● **SHORT EXERCISE**: Rewrite the material below, replacing "tab-separator" with "tab-divider" wherever it appears and leaving everything else unchanged.

-- Start GIVEN ENTRIES --

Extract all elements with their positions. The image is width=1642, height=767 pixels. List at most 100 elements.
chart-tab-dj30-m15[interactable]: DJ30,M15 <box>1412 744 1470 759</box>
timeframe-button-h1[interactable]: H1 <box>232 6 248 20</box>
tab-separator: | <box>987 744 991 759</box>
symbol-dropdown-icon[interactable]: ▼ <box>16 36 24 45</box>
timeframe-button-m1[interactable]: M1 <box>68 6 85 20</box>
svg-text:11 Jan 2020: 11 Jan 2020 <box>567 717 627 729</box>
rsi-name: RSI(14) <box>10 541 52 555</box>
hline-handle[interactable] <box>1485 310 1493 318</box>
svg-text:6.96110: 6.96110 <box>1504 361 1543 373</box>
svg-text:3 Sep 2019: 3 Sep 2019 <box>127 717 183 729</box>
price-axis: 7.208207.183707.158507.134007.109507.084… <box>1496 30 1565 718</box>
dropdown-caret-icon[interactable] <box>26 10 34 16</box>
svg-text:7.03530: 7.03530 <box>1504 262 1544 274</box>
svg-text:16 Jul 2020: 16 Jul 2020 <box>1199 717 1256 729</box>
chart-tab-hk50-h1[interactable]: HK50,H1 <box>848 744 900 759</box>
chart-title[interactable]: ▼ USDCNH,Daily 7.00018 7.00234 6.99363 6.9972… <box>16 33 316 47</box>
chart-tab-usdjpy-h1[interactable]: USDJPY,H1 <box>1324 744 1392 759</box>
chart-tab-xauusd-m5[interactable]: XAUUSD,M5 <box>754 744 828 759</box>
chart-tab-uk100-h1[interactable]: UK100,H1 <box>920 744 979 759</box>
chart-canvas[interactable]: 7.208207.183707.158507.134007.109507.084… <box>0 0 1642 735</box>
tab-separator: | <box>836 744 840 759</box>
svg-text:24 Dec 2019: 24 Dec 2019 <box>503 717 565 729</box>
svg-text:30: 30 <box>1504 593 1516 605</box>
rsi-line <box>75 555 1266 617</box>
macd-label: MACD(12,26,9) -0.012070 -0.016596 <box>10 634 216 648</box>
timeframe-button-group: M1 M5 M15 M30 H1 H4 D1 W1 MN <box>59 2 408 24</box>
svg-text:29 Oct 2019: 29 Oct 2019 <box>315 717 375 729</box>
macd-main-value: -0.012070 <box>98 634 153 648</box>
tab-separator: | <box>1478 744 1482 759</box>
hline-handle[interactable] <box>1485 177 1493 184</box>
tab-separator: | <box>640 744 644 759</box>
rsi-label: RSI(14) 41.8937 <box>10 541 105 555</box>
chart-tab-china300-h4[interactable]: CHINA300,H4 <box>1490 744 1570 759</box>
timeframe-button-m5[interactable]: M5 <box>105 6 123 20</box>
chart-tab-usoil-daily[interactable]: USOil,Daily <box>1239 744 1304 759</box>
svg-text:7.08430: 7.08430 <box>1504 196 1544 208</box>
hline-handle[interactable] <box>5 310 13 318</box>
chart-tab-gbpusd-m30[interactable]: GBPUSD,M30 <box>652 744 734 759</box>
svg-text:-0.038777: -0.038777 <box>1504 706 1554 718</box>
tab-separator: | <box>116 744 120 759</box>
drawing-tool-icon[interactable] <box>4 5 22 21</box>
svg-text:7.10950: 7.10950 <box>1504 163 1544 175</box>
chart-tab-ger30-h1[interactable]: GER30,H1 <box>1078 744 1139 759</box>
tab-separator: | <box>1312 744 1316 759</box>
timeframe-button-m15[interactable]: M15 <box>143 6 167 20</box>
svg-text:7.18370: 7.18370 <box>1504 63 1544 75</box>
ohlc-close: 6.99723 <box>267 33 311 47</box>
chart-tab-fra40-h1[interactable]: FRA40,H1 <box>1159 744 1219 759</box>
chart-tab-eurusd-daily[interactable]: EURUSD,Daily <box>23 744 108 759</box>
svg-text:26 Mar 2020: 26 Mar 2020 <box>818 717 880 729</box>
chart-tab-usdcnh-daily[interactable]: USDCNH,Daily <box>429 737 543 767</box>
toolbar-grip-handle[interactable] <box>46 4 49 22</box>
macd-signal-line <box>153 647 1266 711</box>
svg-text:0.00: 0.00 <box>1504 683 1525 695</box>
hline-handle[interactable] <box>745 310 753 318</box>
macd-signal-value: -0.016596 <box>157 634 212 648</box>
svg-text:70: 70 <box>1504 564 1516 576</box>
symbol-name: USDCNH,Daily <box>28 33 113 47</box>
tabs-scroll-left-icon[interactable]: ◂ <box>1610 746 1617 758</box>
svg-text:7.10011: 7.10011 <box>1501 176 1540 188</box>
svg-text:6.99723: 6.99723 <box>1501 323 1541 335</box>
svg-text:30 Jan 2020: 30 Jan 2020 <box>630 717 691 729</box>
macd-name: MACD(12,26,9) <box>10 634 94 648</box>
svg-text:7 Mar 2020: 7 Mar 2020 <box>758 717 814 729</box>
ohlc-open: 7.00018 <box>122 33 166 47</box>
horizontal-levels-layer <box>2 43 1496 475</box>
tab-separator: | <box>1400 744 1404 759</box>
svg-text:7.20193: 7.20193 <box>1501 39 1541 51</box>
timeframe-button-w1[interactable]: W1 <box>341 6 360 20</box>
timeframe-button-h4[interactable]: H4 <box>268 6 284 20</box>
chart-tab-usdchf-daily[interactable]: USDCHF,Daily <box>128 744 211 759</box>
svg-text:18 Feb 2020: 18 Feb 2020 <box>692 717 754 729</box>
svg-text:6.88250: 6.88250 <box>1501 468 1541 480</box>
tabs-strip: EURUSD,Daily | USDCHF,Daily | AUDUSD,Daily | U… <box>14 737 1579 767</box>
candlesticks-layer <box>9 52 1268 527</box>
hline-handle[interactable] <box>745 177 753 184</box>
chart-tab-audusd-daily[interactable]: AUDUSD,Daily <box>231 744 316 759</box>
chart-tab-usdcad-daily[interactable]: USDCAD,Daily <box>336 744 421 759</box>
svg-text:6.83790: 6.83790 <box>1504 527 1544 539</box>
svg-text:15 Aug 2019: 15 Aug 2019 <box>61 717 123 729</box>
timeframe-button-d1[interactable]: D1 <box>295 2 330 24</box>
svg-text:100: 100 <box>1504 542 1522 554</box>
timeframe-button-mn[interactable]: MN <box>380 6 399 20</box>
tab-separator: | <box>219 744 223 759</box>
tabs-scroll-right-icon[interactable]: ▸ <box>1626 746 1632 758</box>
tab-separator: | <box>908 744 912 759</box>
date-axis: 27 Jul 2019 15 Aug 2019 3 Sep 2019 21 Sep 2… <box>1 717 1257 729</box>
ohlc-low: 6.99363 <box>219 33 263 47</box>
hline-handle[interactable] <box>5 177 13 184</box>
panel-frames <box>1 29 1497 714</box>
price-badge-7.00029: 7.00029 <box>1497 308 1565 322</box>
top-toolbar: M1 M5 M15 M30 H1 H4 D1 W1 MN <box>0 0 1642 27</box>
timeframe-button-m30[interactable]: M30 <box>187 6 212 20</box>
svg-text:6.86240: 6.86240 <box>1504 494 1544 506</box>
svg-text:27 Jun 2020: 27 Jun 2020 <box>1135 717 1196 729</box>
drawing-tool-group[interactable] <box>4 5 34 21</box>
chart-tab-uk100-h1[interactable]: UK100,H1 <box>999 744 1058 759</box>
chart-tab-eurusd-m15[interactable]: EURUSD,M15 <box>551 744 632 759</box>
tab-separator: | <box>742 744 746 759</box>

-- End GIVEN ENTRIES --

● **THE SOLUTION**:
Extract all elements with their positions. The image is width=1642, height=767 pixels. List at most 100 elements.
chart-tab-dj30-m15[interactable]: DJ30,M15 <box>1412 744 1470 759</box>
timeframe-button-h1[interactable]: H1 <box>232 6 248 20</box>
tab-divider: | <box>987 744 991 759</box>
symbol-dropdown-icon[interactable]: ▼ <box>16 36 24 45</box>
timeframe-button-m1[interactable]: M1 <box>68 6 85 20</box>
svg-text:11 Jan 2020: 11 Jan 2020 <box>567 717 627 729</box>
rsi-name: RSI(14) <box>10 541 52 555</box>
hline-handle[interactable] <box>1485 310 1493 318</box>
svg-text:6.96110: 6.96110 <box>1504 361 1543 373</box>
svg-text:3 Sep 2019: 3 Sep 2019 <box>127 717 183 729</box>
price-axis: 7.208207.183707.158507.134007.109507.084… <box>1496 30 1565 718</box>
dropdown-caret-icon[interactable] <box>26 10 34 16</box>
svg-text:7.03530: 7.03530 <box>1504 262 1544 274</box>
svg-text:16 Jul 2020: 16 Jul 2020 <box>1199 717 1256 729</box>
chart-tab-hk50-h1[interactable]: HK50,H1 <box>848 744 900 759</box>
chart-title[interactable]: ▼ USDCNH,Daily 7.00018 7.00234 6.99363 6.9972… <box>16 33 316 47</box>
chart-tab-usdjpy-h1[interactable]: USDJPY,H1 <box>1324 744 1392 759</box>
chart-tab-xauusd-m5[interactable]: XAUUSD,M5 <box>754 744 828 759</box>
chart-tab-uk100-h1[interactable]: UK100,H1 <box>920 744 979 759</box>
chart-canvas[interactable]: 7.208207.183707.158507.134007.109507.084… <box>0 0 1642 735</box>
tab-divider: | <box>836 744 840 759</box>
svg-text:24 Dec 2019: 24 Dec 2019 <box>503 717 565 729</box>
svg-text:30: 30 <box>1504 593 1516 605</box>
rsi-line <box>75 555 1266 617</box>
macd-label: MACD(12,26,9) -0.012070 -0.016596 <box>10 634 216 648</box>
timeframe-button-group: M1 M5 M15 M30 H1 H4 D1 W1 MN <box>59 2 408 24</box>
svg-text:29 Oct 2019: 29 Oct 2019 <box>315 717 375 729</box>
macd-main-value: -0.012070 <box>98 634 153 648</box>
tab-divider: | <box>1478 744 1482 759</box>
hline-handle[interactable] <box>1485 177 1493 184</box>
tab-divider: | <box>640 744 644 759</box>
rsi-label: RSI(14) 41.8937 <box>10 541 105 555</box>
chart-tab-china300-h4[interactable]: CHINA300,H4 <box>1490 744 1570 759</box>
timeframe-button-m5[interactable]: M5 <box>105 6 123 20</box>
chart-tab-usoil-daily[interactable]: USOil,Daily <box>1239 744 1304 759</box>
svg-text:7.08430: 7.08430 <box>1504 196 1544 208</box>
hline-handle[interactable] <box>5 310 13 318</box>
chart-tab-gbpusd-m30[interactable]: GBPUSD,M30 <box>652 744 734 759</box>
svg-text:-0.038777: -0.038777 <box>1504 706 1554 718</box>
tab-divider: | <box>116 744 120 759</box>
drawing-tool-icon[interactable] <box>4 5 22 21</box>
svg-text:7.10950: 7.10950 <box>1504 163 1544 175</box>
chart-tab-ger30-h1[interactable]: GER30,H1 <box>1078 744 1139 759</box>
tab-divider: | <box>1312 744 1316 759</box>
timeframe-button-m15[interactable]: M15 <box>143 6 167 20</box>
svg-text:7.18370: 7.18370 <box>1504 63 1544 75</box>
ohlc-close: 6.99723 <box>267 33 311 47</box>
chart-tab-fra40-h1[interactable]: FRA40,H1 <box>1159 744 1219 759</box>
chart-tab-eurusd-daily[interactable]: EURUSD,Daily <box>23 744 108 759</box>
svg-text:26 Mar 2020: 26 Mar 2020 <box>818 717 880 729</box>
chart-tab-usdcnh-daily[interactable]: USDCNH,Daily <box>429 737 543 767</box>
toolbar-grip-handle[interactable] <box>46 4 49 22</box>
macd-signal-line <box>153 647 1266 711</box>
svg-text:0.00: 0.00 <box>1504 683 1525 695</box>
hline-handle[interactable] <box>745 310 753 318</box>
macd-signal-value: -0.016596 <box>157 634 212 648</box>
svg-text:70: 70 <box>1504 564 1516 576</box>
symbol-name: USDCNH,Daily <box>28 33 113 47</box>
tabs-scroll-left-icon[interactable]: ◂ <box>1610 746 1617 758</box>
svg-text:7.10011: 7.10011 <box>1501 176 1540 188</box>
svg-text:6.99723: 6.99723 <box>1501 323 1541 335</box>
svg-text:30 Jan 2020: 30 Jan 2020 <box>630 717 691 729</box>
macd-name: MACD(12,26,9) <box>10 634 94 648</box>
svg-text:7 Mar 2020: 7 Mar 2020 <box>758 717 814 729</box>
ohlc-open: 7.00018 <box>122 33 166 47</box>
horizontal-levels-layer <box>2 43 1496 475</box>
tab-divider: | <box>1400 744 1404 759</box>
svg-text:7.20193: 7.20193 <box>1501 39 1541 51</box>
timeframe-button-w1[interactable]: W1 <box>341 6 360 20</box>
timeframe-button-h4[interactable]: H4 <box>268 6 284 20</box>
chart-tab-usdchf-daily[interactable]: USDCHF,Daily <box>128 744 211 759</box>
svg-text:18 Feb 2020: 18 Feb 2020 <box>692 717 754 729</box>
svg-text:6.88250: 6.88250 <box>1501 468 1541 480</box>
tabs-strip: EURUSD,Daily | USDCHF,Daily | AUDUSD,Daily | U… <box>14 737 1579 767</box>
candlesticks-layer <box>9 52 1268 527</box>
hline-handle[interactable] <box>745 177 753 184</box>
chart-tab-audusd-daily[interactable]: AUDUSD,Daily <box>231 744 316 759</box>
chart-tab-usdcad-daily[interactable]: USDCAD,Daily <box>336 744 421 759</box>
svg-text:6.83790: 6.83790 <box>1504 527 1544 539</box>
svg-text:15 Aug 2019: 15 Aug 2019 <box>61 717 123 729</box>
timeframe-button-d1[interactable]: D1 <box>295 2 330 24</box>
svg-text:100: 100 <box>1504 542 1522 554</box>
timeframe-button-mn[interactable]: MN <box>380 6 399 20</box>
tab-divider: | <box>219 744 223 759</box>
tabs-scroll-right-icon[interactable]: ▸ <box>1626 746 1632 758</box>
tab-divider: | <box>908 744 912 759</box>
date-axis: 27 Jul 2019 15 Aug 2019 3 Sep 2019 21 Sep 2… <box>1 717 1257 729</box>
ohlc-low: 6.99363 <box>219 33 263 47</box>
hline-handle[interactable] <box>5 177 13 184</box>
panel-frames <box>1 29 1497 714</box>
price-badge-7.00029: 7.00029 <box>1497 308 1565 322</box>
top-toolbar: M1 M5 M15 M30 H1 H4 D1 W1 MN <box>0 0 1642 27</box>
timeframe-button-m30[interactable]: M30 <box>187 6 212 20</box>
svg-text:6.86240: 6.86240 <box>1504 494 1544 506</box>
svg-text:27 Jun 2020: 27 Jun 2020 <box>1135 717 1196 729</box>
drawing-tool-group[interactable] <box>4 5 34 21</box>
chart-tab-uk100-h1[interactable]: UK100,H1 <box>999 744 1058 759</box>
chart-tab-eurusd-m15[interactable]: EURUSD,M15 <box>551 744 632 759</box>
tab-divider: | <box>742 744 746 759</box>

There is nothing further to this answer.